§ YOUR GOAL:
Return the full material exactly.

§ DATA ENTRIES:
════

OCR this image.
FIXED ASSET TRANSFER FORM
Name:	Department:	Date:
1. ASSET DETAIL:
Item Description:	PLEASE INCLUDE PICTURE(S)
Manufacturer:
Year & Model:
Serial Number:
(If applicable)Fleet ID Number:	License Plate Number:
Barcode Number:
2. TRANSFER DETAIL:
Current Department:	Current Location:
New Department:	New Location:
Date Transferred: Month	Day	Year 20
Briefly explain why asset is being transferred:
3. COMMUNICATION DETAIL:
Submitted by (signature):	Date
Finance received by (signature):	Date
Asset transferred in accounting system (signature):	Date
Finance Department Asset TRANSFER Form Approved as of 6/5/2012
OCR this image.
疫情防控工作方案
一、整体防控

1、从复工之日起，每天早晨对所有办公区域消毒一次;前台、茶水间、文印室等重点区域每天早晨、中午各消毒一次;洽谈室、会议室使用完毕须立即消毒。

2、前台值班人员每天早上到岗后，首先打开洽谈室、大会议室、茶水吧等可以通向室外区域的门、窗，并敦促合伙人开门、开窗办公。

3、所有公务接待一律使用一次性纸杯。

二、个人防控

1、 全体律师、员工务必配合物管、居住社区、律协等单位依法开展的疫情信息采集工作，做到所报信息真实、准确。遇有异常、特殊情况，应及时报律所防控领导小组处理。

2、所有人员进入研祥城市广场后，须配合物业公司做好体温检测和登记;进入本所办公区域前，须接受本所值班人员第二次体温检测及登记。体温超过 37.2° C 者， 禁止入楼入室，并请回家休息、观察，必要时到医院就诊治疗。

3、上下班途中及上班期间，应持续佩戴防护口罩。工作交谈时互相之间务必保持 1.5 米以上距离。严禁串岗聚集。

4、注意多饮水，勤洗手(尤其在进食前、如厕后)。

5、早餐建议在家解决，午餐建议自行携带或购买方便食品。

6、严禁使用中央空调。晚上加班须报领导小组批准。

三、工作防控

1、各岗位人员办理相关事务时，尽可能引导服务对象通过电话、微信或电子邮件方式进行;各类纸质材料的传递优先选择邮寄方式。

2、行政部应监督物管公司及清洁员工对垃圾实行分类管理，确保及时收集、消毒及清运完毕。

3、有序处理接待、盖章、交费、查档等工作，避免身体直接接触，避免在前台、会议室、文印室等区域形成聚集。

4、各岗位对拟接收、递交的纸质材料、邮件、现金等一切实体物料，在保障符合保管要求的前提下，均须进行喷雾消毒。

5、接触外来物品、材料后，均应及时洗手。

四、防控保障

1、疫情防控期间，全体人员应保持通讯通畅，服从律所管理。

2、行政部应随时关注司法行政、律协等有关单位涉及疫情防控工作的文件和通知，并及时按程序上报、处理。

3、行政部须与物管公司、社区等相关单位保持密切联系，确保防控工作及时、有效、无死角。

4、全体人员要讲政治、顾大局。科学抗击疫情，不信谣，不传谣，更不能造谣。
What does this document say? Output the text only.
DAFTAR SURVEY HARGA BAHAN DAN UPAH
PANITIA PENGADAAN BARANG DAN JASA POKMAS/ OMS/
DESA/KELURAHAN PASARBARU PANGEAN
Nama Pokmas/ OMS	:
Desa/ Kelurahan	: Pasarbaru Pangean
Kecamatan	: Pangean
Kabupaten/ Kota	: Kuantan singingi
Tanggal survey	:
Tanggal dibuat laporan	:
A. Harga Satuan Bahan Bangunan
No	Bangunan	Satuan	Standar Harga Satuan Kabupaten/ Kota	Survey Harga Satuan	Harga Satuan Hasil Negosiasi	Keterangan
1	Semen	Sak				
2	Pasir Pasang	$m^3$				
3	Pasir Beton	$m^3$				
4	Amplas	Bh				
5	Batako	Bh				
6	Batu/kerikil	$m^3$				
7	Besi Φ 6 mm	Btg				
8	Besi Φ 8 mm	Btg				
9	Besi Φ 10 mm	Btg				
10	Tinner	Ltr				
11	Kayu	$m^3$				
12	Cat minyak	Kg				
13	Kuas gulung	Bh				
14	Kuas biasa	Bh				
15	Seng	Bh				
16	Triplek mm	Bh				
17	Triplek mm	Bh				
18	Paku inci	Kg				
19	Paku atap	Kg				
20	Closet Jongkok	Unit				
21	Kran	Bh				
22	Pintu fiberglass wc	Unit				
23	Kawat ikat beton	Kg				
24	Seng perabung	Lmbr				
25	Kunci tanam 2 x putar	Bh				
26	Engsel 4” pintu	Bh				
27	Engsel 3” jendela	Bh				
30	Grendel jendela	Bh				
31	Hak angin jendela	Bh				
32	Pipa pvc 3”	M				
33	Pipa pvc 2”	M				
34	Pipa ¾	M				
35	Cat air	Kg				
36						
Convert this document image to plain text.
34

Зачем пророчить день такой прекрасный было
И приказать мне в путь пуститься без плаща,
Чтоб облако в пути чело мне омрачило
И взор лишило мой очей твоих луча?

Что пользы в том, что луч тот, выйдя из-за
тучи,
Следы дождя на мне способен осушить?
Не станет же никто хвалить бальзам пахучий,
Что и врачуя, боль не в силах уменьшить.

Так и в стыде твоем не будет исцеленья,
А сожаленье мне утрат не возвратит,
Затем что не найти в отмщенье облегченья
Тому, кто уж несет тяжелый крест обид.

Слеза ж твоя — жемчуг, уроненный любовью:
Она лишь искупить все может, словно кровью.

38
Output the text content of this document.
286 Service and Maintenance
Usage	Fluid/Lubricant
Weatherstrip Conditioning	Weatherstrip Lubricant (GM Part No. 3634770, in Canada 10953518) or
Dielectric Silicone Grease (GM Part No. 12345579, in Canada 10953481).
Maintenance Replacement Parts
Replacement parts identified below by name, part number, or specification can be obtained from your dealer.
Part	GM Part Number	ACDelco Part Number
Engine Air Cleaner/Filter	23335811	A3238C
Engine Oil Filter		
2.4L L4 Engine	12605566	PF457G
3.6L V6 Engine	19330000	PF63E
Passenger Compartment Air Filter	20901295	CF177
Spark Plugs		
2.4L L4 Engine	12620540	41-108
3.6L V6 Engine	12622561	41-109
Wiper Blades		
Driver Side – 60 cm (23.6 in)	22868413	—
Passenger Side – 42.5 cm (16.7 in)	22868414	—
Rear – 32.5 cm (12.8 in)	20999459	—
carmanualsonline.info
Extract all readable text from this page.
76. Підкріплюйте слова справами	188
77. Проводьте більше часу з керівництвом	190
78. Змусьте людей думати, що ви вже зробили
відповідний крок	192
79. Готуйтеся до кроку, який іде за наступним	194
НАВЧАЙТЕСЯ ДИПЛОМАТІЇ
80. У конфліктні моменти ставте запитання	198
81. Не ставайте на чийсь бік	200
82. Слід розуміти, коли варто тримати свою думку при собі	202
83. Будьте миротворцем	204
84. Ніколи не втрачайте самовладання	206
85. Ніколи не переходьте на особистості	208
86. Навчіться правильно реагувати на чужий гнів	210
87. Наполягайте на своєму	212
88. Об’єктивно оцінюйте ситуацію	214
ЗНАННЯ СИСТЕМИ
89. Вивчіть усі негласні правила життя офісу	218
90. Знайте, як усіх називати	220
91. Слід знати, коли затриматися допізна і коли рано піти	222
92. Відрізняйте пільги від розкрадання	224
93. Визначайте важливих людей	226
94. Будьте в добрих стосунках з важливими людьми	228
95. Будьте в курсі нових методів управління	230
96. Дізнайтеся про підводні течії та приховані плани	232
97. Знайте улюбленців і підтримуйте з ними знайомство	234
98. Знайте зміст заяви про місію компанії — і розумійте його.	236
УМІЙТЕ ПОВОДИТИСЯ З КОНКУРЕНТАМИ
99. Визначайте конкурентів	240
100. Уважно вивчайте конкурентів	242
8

════

§ SOLUTION:
OCR this image.
FIXED ASSET TRANSFER FORM
Name:	Department:	Date:
1. ASSET DETAIL:
Item Description:	PLEASE INCLUDE PICTURE(S)
Manufacturer:
Year & Model:
Serial Number:
(If applicable)Fleet ID Number:	License Plate Number:
Barcode Number:
2. TRANSFER DETAIL:
Current Department:	Current Location:
New Department:	New Location:
Date Transferred: Month	Day	Year 20
Briefly explain why asset is being transferred:
3. COMMUNICATION DETAIL:
Submitted by (signature):	Date
Finance received by (signature):	Date
Asset transferred in accounting system (signature):	Date
Finance Department Asset TRANSFER Form Approved as of 6/5/2012
OCR this image.
疫情防控工作方案
一、整体防控

1、从复工之日起，每天早晨对所有办公区域消毒一次;前台、茶水间、文印室等重点区域每天早晨、中午各消毒一次;洽谈室、会议室使用完毕须立即消毒。

2、前台值班人员每天早上到岗后，首先打开洽谈室、大会议室、茶水吧等可以通向室外区域的门、窗，并敦促合伙人开门、开窗办公。

3、所有公务接待一律使用一次性纸杯。

二、个人防控

1、 全体律师、员工务必配合物管、居住社区、律协等单位依法开展的疫情信息采集工作，做到所报信息真实、准确。遇有异常、特殊情况，应及时报律所防控领导小组处理。

2、所有人员进入研祥城市广场后，须配合物业公司做好体温检测和登记;进入本所办公区域前，须接受本所值班人员第二次体温检测及登记。体温超过 37.2° C 者， 禁止入楼入室，并请回家休息、观察，必要时到医院就诊治疗。

3、上下班途中及上班期间，应持续佩戴防护口罩。工作交谈时互相之间务必保持 1.5 米以上距离。严禁串岗聚集。

4、注意多饮水，勤洗手(尤其在进食前、如厕后)。

5、早餐建议在家解决，午餐建议自行携带或购买方便食品。

6、严禁使用中央空调。晚上加班须报领导小组批准。

三、工作防控

1、各岗位人员办理相关事务时，尽可能引导服务对象通过电话、微信或电子邮件方式进行;各类纸质材料的传递优先选择邮寄方式。

2、行政部应监督物管公司及清洁员工对垃圾实行分类管理，确保及时收集、消毒及清运完毕。

3、有序处理接待、盖章、交费、查档等工作，避免身体直接接触，避免在前台、会议室、文印室等区域形成聚集。

4、各岗位对拟接收、递交的纸质材料、邮件、现金等一切实体物料，在保障符合保管要求的前提下，均须进行喷雾消毒。

5、接触外来物品、材料后，均应及时洗手。

四、防控保障

1、疫情防控期间，全体人员应保持通讯通畅，服从律所管理。

2、行政部应随时关注司法行政、律协等有关单位涉及疫情防控工作的文件和通知，并及时按程序上报、处理。

3、行政部须与物管公司、社区等相关单位保持密切联系，确保防控工作及时、有效、无死角。

4、全体人员要讲政治、顾大局。科学抗击疫情，不信谣，不传谣，更不能造谣。
What does this document say? Output the text only.
DAFTAR SURVEY HARGA BAHAN DAN UPAH
PANITIA PENGADAAN BARANG DAN JASA POKMAS/ OMS/
DESA/KELURAHAN PASARBARU PANGEAN
Nama Pokmas/ OMS	:
Desa/ Kelurahan	: Pasarbaru Pangean
Kecamatan	: Pangean
Kabupaten/ Kota	: Kuantan singingi
Tanggal survey	:
Tanggal dibuat laporan	:
A. Harga Satuan Bahan Bangunan
No	Bangunan	Satuan	Standar Harga Satuan Kabupaten/ Kota	Survey Harga Satuan	Harga Satuan Hasil Negosiasi	Keterangan
1	Semen	Sak				
2	Pasir Pasang	$m^3$				
3	Pasir Beton	$m^3$				
4	Amplas	Bh				
5	Batako	Bh				
6	Batu/kerikil	$m^3$				
7	Besi Φ 6 mm	Btg				
8	Besi Φ 8 mm	Btg				
9	Besi Φ 10 mm	Btg				
10	Tinner	Ltr				
11	Kayu	$m^3$				
12	Cat minyak	Kg				
13	Kuas gulung	Bh				
14	Kuas biasa	Bh				
15	Seng	Bh				
16	Triplek mm	Bh				
17	Triplek mm	Bh				
18	Paku inci	Kg				
19	Paku atap	Kg				
20	Closet Jongkok	Unit				
21	Kran	Bh				
22	Pintu fiberglass wc	Unit				
23	Kawat ikat beton	Kg				
24	Seng perabung	Lmbr				
25	Kunci tanam 2 x putar	Bh				
26	Engsel 4” pintu	Bh				
27	Engsel 3” jendela	Bh				
30	Grendel jendela	Bh				
31	Hak angin jendela	Bh				
32	Pipa pvc 3”	M				
33	Pipa pvc 2”	M				
34	Pipa ¾	M				
35	Cat air	Kg				
36						
Convert this document image to plain text.
34

Зачем пророчить день такой прекрасный было
И приказать мне в путь пуститься без плаща,
Чтоб облако в пути чело мне омрачило
И взор лишило мой очей твоих луча?

Что пользы в том, что луч тот, выйдя из-за
тучи,
Следы дождя на мне способен осушить?
Не станет же никто хвалить бальзам пахучий,
Что и врачуя, боль не в силах уменьшить.

Так и в стыде твоем не будет исцеленья,
А сожаленье мне утрат не возвратит,
Затем что не найти в отмщенье облегченья
Тому, кто уж несет тяжелый крест обид.

Слеза ж твоя — жемчуг, уроненный любовью:
Она лишь искупить все может, словно кровью.

38
Output the text content of this document.
286 Service and Maintenance
Usage	Fluid/Lubricant
Weatherstrip Conditioning	Weatherstrip Lubricant (GM Part No. 3634770, in Canada 10953518) or
Dielectric Silicone Grease (GM Part No. 12345579, in Canada 10953481).
Maintenance Replacement Parts
Replacement parts identified below by name, part number, or specification can be obtained from your dealer.
Part	GM Part Number	ACDelco Part Number
Engine Air Cleaner/Filter	23335811	A3238C
Engine Oil Filter		
2.4L L4 Engine	12605566	PF457G
3.6L V6 Engine	19330000	PF63E
Passenger Compartment Air Filter	20901295	CF177
Spark Plugs		
2.4L L4 Engine	12620540	41-108
3.6L V6 Engine	12622561	41-109
Wiper Blades		
Driver Side – 60 cm (23.6 in)	22868413	—
Passenger Side – 42.5 cm (16.7 in)	22868414	—
Rear – 32.5 cm (12.8 in)	20999459	—
carmanualsonline.info
Extract all readable text from this page.
76. Підкріплюйте слова справами	188
77. Проводьте більше часу з керівництвом	190
78. Змусьте людей думати, що ви вже зробили
відповідний крок	192
79. Готуйтеся до кроку, який іде за наступним	194
НАВЧАЙТЕСЯ ДИПЛОМАТІЇ
80. У конфліктні моменти ставте запитання	198
81. Не ставайте на чийсь бік	200
82. Слід розуміти, коли варто тримати свою думку при собі	202
83. Будьте миротворцем	204
84. Ніколи не втрачайте самовладання	206
85. Ніколи не переходьте на особистості	208
86. Навчіться правильно реагувати на чужий гнів	210
87. Наполягайте на своєму	212
88. Об’єктивно оцінюйте ситуацію	214
ЗНАННЯ СИСТЕМИ
89. Вивчіть усі негласні правила життя офісу	218
90. Знайте, як усіх називати	220
91. Слід знати, коли затриматися допізна і коли рано піти	222
92. Відрізняйте пільги від розкрадання	224
93. Визначайте важливих людей	226
94. Будьте в добрих стосунках з важливими людьми	228
95. Будьте в курсі нових методів управління	230
96. Дізнайтеся про підводні течії та приховані плани	232
97. Знайте улюбленців і підтримуйте з ними знайомство	234
98. Знайте зміст заяви про місію компанії — і розумійте його.	236
УМІЙТЕ ПОВОДИТИСЯ З КОНКУРЕНТАМИ
99. Визначайте конкурентів	240
100. Уважно вивчайте конкурентів	242
8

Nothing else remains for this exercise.